Tally every line of the listing below that holds "MyCoolFont", then give the tally alone.

_ _ _ _ _ _ _

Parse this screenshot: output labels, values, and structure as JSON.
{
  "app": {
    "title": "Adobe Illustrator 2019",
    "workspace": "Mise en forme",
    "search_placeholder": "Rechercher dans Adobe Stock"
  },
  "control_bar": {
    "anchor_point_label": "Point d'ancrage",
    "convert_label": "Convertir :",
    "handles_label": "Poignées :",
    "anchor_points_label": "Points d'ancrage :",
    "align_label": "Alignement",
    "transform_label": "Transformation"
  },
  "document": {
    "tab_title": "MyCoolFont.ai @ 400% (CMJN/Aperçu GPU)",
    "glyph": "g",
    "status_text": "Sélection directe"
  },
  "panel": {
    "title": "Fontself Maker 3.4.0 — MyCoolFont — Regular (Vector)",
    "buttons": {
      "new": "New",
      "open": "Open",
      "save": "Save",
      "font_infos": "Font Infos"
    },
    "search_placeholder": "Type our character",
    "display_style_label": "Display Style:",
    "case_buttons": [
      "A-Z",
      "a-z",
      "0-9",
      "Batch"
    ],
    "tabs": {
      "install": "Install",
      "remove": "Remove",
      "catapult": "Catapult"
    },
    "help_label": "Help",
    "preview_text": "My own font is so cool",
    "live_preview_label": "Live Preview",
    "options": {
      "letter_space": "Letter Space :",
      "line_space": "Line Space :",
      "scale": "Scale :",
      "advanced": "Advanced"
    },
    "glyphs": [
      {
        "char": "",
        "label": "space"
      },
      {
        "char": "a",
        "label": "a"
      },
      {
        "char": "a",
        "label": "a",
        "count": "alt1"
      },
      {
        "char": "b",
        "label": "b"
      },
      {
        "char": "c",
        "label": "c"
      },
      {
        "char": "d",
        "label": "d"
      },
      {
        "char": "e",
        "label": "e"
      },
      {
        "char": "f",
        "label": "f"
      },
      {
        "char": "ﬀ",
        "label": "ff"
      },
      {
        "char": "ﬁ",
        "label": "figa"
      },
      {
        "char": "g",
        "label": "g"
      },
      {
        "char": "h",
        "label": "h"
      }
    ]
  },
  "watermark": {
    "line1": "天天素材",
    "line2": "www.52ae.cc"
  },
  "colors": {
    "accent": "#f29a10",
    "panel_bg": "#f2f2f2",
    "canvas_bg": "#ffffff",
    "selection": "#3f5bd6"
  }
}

_ _ _ _ _ _ _

## Solution to the exercise:
2